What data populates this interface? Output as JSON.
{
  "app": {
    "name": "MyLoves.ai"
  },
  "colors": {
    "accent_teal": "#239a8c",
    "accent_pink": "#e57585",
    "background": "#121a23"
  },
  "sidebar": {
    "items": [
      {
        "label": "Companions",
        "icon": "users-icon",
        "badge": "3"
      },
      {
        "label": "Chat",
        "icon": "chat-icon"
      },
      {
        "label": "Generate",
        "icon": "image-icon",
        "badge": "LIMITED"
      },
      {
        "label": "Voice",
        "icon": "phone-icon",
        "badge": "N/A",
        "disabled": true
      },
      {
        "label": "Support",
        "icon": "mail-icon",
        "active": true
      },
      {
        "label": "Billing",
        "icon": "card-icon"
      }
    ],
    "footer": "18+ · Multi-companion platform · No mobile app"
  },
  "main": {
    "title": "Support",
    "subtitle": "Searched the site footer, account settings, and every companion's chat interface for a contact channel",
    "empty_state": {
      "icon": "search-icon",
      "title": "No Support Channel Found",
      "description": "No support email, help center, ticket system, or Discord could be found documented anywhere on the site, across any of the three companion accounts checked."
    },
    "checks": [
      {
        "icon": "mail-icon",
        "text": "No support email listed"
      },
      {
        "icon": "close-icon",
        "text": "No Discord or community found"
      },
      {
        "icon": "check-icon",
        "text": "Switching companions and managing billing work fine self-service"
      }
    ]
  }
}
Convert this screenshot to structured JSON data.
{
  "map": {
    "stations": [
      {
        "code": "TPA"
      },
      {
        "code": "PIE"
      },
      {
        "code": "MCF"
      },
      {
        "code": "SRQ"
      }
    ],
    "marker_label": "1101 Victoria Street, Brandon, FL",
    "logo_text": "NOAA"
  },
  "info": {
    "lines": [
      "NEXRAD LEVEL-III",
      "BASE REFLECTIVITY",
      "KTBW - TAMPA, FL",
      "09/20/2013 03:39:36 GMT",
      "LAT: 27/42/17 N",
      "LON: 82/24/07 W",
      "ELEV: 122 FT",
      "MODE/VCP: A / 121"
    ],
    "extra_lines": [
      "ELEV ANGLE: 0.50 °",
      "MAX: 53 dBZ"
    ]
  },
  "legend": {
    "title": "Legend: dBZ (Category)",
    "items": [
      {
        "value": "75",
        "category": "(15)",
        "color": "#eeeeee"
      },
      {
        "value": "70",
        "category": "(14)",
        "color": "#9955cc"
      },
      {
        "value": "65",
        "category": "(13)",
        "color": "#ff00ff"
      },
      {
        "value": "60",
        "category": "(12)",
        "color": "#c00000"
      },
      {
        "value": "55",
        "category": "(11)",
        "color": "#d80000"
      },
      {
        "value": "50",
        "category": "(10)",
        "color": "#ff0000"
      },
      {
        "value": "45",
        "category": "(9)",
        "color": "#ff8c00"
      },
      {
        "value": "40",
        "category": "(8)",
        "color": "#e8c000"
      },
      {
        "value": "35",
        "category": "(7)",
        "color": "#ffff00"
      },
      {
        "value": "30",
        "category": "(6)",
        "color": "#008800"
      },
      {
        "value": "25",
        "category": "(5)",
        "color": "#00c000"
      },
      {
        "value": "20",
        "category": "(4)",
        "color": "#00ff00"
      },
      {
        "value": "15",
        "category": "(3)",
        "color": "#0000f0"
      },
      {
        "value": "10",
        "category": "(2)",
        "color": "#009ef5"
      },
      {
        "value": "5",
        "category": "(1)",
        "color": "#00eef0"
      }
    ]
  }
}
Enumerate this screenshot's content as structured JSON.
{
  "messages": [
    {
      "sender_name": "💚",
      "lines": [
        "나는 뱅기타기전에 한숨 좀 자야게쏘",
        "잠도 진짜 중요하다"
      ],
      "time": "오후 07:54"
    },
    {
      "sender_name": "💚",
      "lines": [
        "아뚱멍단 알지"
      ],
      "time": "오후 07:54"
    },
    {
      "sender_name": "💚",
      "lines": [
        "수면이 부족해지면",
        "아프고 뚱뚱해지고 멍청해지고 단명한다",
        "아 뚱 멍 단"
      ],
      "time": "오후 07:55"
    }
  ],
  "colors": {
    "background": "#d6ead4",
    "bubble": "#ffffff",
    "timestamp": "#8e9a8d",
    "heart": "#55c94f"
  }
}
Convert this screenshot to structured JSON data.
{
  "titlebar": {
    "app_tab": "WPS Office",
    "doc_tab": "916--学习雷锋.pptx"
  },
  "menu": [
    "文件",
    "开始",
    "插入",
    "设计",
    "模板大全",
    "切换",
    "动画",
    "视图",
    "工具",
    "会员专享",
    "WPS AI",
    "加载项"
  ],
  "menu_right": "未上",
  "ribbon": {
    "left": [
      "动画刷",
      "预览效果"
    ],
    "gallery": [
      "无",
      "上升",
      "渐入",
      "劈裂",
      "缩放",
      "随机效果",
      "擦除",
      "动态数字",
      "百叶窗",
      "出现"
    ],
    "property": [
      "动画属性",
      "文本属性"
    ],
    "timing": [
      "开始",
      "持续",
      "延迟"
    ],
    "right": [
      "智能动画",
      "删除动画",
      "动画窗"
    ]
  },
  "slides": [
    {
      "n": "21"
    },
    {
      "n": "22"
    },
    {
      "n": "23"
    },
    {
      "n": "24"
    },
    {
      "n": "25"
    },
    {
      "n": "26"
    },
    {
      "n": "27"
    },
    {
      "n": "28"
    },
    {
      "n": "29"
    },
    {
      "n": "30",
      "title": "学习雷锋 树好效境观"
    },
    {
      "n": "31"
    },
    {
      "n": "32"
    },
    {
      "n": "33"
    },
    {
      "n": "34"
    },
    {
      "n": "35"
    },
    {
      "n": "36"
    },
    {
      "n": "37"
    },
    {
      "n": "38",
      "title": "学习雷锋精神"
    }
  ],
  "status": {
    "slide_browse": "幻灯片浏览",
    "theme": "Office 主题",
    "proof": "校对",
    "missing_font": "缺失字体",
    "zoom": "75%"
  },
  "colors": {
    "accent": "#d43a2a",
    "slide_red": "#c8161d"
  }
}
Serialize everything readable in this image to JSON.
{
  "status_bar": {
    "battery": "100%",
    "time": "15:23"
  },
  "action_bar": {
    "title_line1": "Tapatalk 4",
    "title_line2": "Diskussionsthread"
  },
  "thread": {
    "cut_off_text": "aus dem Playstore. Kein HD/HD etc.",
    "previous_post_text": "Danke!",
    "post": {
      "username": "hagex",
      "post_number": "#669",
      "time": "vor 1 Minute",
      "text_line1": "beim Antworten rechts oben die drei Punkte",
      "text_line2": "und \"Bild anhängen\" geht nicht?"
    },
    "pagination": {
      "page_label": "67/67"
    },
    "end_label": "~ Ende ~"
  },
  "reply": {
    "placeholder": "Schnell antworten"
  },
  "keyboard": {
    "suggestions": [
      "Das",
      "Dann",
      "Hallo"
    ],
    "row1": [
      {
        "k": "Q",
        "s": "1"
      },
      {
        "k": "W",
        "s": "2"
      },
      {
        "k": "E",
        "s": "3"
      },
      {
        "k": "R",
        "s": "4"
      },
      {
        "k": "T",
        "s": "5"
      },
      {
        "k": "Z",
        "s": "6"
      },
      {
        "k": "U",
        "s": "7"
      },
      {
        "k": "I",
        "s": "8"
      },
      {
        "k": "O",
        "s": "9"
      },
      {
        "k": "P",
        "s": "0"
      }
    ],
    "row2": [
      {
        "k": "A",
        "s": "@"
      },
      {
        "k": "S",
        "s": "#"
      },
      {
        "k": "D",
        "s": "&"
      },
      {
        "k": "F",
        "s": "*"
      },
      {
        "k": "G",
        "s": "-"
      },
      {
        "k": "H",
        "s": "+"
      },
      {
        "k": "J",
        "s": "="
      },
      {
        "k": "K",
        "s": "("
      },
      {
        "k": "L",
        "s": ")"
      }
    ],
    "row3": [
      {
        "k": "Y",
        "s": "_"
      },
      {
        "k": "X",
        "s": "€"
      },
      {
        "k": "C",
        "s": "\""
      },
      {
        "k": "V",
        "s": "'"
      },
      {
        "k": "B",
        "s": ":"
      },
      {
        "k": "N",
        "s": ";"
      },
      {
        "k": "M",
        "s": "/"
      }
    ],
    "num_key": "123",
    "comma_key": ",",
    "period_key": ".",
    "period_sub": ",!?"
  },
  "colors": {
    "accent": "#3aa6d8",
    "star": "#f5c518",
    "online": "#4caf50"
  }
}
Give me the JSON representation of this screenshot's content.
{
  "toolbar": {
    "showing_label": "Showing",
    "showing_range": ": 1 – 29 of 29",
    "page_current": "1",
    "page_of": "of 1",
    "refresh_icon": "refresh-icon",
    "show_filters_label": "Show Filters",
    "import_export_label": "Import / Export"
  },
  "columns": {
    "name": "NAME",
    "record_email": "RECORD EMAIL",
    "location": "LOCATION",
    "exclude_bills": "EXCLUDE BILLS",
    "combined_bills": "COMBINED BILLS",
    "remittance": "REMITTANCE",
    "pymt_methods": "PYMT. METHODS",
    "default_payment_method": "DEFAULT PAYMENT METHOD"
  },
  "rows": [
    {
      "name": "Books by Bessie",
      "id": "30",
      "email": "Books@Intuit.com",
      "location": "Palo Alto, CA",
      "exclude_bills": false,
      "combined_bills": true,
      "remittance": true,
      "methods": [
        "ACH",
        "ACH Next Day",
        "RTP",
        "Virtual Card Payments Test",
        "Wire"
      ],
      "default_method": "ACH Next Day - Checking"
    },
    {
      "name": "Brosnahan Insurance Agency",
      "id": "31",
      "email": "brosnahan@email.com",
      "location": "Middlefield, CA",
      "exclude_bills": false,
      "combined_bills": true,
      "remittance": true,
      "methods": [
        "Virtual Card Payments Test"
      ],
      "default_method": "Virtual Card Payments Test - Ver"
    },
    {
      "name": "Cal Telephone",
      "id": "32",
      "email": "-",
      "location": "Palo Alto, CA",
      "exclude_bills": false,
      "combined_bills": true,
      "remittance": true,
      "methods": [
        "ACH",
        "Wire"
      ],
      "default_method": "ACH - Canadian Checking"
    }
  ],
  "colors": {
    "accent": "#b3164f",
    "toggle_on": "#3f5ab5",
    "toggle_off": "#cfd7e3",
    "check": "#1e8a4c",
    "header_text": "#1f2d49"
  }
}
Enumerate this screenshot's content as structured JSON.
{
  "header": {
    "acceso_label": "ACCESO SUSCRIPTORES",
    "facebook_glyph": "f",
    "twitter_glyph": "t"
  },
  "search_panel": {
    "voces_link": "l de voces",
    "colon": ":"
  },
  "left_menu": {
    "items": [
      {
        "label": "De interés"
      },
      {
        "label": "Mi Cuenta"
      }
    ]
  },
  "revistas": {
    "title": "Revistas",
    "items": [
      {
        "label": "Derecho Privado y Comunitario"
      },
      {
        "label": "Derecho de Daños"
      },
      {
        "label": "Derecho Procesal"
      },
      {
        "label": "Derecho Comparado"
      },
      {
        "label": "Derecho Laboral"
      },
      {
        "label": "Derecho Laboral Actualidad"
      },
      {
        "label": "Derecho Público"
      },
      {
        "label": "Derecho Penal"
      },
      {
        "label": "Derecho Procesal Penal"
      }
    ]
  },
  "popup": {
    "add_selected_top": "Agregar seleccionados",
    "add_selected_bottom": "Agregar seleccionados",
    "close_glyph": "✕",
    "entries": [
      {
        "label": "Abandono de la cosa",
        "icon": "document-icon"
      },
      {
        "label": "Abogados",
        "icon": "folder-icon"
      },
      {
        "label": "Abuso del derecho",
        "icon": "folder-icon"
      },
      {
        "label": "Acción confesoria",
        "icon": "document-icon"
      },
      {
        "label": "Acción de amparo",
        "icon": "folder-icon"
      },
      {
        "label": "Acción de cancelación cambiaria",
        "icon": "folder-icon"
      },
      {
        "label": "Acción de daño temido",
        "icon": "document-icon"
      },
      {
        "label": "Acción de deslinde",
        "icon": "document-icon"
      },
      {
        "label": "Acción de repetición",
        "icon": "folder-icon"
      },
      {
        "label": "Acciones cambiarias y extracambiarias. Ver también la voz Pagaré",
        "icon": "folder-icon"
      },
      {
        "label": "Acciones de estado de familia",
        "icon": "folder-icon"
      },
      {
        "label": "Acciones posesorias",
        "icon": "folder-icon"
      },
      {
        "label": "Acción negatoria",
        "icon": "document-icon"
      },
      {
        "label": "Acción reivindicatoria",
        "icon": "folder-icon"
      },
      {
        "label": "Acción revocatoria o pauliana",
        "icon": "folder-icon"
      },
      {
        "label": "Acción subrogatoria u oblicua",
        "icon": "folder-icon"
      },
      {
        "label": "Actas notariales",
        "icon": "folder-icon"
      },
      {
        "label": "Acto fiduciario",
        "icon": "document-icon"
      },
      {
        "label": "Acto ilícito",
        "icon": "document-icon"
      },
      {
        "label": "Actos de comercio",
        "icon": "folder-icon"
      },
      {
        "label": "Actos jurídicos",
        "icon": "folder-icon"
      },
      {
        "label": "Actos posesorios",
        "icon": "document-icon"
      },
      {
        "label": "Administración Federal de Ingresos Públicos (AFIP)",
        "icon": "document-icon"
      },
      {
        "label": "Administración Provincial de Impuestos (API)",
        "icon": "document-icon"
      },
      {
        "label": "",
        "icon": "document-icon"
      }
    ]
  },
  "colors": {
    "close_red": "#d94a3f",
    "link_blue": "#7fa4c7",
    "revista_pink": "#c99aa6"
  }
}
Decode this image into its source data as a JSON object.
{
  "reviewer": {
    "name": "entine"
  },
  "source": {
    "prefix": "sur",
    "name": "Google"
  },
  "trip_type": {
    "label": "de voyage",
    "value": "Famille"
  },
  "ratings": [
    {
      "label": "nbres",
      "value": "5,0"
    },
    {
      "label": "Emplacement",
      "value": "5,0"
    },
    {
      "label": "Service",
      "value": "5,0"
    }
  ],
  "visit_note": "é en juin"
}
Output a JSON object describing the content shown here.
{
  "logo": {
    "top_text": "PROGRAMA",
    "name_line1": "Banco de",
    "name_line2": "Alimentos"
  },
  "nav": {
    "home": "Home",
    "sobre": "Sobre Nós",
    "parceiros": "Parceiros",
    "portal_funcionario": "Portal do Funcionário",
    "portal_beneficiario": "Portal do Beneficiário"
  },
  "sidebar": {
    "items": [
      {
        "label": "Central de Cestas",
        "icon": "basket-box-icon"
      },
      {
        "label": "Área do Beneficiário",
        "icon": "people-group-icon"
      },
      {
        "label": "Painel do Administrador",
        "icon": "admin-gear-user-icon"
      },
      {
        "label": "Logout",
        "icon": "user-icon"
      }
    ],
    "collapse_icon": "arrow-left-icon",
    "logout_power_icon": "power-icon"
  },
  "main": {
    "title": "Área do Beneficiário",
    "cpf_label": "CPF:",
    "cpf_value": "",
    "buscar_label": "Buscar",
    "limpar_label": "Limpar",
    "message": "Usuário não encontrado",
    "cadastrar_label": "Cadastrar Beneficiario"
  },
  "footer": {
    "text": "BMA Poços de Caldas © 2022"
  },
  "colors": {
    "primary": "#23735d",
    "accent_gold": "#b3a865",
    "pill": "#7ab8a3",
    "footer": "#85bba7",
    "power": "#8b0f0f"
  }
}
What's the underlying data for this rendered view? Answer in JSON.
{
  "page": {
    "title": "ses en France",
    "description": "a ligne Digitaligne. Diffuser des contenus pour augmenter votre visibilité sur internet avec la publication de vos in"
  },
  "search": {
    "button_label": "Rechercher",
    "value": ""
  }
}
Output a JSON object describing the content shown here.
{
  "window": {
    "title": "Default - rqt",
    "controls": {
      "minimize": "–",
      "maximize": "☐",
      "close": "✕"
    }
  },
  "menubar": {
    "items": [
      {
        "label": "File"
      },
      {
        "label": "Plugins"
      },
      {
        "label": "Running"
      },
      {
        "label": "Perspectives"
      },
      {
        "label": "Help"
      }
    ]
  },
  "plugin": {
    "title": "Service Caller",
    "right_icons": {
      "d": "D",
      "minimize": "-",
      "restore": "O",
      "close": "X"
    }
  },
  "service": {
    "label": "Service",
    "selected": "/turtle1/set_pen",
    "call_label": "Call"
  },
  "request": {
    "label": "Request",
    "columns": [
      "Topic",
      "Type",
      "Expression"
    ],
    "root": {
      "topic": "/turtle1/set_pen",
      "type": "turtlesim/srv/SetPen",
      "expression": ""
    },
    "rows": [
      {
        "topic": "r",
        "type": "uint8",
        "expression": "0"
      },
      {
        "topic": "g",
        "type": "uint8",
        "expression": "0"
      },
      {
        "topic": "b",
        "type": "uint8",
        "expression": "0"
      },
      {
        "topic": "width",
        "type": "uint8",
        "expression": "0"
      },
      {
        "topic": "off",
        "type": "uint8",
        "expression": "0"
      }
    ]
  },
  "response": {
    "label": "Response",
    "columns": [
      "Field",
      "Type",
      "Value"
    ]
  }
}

WHAT IS ASKED: Search the entries for the word "Virtual", then gather every line that has it.

REPLY TO THE TASK:
        "Virtual Card Payments Test",
        "Virtual Card Payments Test"
      "default_method": "Virtual Card Payments Test - Ver"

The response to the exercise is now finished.